-- START Records for the task --

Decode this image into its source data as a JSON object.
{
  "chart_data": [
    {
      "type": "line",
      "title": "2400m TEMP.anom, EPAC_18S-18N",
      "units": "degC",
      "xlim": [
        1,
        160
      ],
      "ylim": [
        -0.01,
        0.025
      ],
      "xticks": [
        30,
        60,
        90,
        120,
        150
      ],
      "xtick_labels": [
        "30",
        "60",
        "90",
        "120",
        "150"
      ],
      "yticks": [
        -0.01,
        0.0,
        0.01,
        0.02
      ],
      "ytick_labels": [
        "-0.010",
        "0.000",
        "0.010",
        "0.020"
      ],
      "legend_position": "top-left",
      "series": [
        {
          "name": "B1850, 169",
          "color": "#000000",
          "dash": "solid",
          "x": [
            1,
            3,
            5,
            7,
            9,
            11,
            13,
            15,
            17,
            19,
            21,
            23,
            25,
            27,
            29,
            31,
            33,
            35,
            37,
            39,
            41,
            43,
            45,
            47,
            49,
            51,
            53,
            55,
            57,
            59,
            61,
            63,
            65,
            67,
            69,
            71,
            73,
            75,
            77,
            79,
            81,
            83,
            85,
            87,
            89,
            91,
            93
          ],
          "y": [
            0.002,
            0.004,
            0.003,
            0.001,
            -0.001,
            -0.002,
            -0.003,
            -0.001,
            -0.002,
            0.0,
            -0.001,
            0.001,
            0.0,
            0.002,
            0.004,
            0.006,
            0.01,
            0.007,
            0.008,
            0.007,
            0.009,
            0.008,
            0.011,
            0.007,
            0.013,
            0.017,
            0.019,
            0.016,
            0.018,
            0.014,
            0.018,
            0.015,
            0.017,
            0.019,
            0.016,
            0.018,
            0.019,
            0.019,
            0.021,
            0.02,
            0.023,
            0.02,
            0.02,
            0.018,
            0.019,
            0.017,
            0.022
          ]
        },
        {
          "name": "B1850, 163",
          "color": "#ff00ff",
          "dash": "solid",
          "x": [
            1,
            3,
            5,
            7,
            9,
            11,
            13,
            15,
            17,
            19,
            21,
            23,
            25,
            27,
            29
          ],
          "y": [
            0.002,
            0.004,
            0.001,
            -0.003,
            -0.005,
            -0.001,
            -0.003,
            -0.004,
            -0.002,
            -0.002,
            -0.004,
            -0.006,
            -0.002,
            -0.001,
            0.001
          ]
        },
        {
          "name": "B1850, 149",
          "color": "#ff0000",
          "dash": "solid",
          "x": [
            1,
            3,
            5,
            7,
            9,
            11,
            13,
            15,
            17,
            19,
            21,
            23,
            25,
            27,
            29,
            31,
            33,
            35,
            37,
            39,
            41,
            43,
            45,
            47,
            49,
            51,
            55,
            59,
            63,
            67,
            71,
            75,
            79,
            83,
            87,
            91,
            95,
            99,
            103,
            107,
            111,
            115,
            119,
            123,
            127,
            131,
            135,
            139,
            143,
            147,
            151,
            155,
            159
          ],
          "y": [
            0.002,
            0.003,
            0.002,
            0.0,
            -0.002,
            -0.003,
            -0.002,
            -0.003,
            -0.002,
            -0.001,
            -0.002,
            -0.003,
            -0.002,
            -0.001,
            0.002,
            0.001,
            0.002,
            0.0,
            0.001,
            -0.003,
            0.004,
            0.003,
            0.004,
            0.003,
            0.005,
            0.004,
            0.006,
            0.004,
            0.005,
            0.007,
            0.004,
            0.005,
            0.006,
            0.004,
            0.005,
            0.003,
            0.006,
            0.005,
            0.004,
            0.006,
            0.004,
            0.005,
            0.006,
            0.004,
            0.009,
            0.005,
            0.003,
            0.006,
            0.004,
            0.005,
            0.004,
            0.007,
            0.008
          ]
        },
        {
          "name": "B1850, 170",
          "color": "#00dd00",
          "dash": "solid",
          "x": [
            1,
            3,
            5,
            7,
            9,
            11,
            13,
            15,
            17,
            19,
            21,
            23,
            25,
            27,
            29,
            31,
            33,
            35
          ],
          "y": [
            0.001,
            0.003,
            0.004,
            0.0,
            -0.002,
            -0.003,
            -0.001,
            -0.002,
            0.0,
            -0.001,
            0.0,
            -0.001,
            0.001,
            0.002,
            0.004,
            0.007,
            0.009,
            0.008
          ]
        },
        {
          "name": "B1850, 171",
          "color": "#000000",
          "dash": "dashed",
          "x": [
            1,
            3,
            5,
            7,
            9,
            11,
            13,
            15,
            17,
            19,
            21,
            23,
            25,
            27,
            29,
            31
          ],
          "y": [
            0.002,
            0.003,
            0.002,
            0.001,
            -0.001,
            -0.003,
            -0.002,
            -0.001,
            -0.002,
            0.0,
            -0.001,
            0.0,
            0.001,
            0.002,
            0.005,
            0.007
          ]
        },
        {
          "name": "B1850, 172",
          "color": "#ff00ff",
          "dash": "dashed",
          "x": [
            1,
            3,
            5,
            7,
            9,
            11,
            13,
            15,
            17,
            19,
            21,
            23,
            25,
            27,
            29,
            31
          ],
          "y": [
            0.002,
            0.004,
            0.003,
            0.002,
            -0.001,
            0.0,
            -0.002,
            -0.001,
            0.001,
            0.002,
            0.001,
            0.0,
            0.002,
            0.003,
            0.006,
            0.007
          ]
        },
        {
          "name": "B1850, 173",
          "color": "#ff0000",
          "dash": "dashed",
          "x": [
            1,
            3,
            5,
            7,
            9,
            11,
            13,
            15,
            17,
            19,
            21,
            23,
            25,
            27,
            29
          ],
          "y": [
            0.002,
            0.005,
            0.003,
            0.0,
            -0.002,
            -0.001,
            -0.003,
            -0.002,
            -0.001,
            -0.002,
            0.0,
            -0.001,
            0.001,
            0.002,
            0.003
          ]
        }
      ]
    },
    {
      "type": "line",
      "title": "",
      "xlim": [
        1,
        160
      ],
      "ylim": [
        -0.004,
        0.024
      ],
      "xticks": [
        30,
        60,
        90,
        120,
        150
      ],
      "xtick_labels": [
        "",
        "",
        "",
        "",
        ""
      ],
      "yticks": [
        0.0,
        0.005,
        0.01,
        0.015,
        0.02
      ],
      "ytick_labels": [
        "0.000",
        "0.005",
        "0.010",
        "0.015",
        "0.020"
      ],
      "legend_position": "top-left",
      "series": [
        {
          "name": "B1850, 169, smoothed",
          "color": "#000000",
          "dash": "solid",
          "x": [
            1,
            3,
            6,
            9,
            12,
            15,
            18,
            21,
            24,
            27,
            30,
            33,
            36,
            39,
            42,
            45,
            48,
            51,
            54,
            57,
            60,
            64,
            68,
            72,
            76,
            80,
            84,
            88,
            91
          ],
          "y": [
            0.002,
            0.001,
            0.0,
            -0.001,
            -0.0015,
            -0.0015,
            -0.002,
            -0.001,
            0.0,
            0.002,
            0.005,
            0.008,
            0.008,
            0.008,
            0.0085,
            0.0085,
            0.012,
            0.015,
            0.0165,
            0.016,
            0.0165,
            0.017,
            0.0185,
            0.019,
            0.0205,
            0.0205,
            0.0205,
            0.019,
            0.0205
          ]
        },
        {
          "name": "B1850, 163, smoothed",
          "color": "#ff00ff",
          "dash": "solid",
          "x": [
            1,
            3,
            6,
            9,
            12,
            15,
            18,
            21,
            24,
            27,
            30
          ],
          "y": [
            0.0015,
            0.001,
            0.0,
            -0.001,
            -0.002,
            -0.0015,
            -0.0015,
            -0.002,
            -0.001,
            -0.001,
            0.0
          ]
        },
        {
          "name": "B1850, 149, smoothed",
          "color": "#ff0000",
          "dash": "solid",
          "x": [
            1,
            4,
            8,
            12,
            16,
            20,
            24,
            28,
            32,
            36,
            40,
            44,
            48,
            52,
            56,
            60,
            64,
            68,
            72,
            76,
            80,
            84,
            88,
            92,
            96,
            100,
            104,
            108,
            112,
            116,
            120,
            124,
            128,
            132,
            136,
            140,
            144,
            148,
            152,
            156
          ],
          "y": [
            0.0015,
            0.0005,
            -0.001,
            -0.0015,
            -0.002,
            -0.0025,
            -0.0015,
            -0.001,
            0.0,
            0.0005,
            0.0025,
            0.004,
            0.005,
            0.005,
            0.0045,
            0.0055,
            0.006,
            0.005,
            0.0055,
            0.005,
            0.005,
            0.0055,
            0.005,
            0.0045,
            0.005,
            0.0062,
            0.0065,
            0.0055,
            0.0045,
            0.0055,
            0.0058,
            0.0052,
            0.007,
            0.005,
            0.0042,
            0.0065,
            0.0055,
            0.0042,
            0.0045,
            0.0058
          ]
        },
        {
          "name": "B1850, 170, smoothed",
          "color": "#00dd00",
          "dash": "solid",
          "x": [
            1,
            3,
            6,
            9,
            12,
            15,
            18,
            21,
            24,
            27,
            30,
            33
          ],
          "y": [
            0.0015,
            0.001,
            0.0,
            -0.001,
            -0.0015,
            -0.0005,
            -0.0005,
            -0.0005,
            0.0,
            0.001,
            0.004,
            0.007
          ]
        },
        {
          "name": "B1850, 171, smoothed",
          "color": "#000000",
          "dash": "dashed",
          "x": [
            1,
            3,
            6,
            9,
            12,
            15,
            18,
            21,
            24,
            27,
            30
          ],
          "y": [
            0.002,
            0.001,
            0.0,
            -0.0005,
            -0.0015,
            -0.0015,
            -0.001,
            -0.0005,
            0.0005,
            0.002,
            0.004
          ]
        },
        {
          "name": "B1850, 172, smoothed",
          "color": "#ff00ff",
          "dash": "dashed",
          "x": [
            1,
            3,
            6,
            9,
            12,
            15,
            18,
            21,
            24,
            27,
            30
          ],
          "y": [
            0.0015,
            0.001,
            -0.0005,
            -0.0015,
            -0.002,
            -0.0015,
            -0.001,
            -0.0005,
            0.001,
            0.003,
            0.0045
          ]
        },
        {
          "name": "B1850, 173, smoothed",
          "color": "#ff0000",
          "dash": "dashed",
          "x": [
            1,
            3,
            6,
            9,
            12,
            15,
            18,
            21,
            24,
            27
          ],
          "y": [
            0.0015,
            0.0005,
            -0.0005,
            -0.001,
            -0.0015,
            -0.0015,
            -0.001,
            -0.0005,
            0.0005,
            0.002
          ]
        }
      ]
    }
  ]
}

-- END Records for the task --

To do — Go through the listing above and list every line that has the word "title".

Exercise response —
      "title": "2400m TEMP.anom, EPAC_18S-18N",
      "title": "",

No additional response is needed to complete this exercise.